■ **Set problem**: Report each line of the records below that contains the word "عجلان", copying every such line in full.

━━━━━ Records for the exercise ━━━━━

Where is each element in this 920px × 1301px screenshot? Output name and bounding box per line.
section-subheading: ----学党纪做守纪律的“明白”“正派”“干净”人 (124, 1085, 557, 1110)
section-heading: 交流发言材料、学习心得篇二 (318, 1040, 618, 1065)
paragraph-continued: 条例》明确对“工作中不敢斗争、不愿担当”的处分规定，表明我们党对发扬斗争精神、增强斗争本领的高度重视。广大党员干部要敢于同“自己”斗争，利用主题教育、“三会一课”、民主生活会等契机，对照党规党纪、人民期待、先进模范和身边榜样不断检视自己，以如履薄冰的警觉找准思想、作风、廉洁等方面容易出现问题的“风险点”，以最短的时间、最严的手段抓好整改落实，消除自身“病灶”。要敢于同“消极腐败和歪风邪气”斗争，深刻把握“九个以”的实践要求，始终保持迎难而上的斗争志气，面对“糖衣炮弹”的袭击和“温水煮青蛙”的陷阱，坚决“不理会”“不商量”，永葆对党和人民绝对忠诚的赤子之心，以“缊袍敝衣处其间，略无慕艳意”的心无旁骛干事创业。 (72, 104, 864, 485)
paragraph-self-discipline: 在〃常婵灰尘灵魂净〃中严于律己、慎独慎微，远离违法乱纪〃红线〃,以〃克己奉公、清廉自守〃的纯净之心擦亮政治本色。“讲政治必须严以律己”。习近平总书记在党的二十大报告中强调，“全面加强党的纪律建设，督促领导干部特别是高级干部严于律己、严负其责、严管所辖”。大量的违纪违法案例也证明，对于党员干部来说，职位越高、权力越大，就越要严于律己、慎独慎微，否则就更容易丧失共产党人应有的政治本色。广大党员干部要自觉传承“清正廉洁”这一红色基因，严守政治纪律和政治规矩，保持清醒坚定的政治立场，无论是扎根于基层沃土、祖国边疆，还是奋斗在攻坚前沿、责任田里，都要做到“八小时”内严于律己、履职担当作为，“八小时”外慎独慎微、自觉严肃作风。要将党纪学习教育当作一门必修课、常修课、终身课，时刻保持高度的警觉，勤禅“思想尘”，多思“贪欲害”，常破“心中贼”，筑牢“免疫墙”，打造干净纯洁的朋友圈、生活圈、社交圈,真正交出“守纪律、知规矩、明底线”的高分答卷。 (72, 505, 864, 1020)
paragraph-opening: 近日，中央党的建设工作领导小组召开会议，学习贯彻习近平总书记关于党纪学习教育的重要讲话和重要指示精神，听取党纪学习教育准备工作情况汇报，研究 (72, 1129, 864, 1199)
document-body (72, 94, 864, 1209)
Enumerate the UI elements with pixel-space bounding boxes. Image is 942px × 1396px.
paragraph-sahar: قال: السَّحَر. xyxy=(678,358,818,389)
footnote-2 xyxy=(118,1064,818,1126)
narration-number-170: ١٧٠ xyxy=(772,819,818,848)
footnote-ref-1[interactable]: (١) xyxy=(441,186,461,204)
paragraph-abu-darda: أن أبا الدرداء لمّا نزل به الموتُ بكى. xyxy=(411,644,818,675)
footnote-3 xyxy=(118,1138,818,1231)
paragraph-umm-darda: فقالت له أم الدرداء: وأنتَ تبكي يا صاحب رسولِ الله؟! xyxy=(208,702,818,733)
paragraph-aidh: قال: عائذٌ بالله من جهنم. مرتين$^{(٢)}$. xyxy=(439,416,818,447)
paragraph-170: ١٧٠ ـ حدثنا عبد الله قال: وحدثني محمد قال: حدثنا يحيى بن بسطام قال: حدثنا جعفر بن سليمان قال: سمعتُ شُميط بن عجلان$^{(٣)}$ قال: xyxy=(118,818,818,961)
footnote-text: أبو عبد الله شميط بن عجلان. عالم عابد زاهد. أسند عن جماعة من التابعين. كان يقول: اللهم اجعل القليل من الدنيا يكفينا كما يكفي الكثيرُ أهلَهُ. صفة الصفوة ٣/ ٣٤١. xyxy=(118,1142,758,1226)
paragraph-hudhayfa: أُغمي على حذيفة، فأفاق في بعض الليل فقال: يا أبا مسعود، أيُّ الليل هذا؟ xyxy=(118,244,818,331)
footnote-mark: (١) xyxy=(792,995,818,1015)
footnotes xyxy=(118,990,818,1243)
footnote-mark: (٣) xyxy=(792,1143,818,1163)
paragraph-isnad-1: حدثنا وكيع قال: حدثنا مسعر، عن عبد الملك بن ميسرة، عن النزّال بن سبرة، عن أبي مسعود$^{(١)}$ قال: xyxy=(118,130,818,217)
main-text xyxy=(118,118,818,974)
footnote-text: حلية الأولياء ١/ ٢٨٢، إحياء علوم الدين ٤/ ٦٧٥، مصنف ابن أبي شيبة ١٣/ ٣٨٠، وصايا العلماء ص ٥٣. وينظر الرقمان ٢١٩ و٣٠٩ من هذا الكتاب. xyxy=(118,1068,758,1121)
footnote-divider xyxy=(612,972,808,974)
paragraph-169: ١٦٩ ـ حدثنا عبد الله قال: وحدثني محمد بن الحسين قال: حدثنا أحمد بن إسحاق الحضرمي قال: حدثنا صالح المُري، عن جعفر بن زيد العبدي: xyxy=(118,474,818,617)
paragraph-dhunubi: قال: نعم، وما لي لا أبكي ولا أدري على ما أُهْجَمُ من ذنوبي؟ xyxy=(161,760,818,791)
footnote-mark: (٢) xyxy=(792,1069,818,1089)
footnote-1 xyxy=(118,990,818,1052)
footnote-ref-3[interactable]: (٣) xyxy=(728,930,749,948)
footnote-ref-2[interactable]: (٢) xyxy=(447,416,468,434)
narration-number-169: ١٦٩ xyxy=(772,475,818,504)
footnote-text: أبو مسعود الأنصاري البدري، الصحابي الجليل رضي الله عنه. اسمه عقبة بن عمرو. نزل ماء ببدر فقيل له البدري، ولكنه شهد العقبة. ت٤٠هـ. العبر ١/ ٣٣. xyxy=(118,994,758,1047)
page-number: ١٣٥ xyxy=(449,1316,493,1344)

━━━━━

■ **Answer for the task**:
paragraph-170: ١٧٠ ـ حدثنا عبد الله قال: وحدثني محمد قال: حدثنا يحيى بن بسطام قال: حدثنا جعفر بن سليمان قال: سمعتُ شُميط بن عجلان$^{(٣)}$ قال: xyxy=(118,818,818,961)
footnote-text: أبو عبد الله شميط بن عجلان. عالم عابد زاهد. أسند عن جماعة من التابعين. كان يقول: اللهم اجعل القليل من الدنيا يكفينا كما يكفي الكثيرُ أهلَهُ. صفة الصفوة ٣/ ٣٤١. xyxy=(118,1142,758,1226)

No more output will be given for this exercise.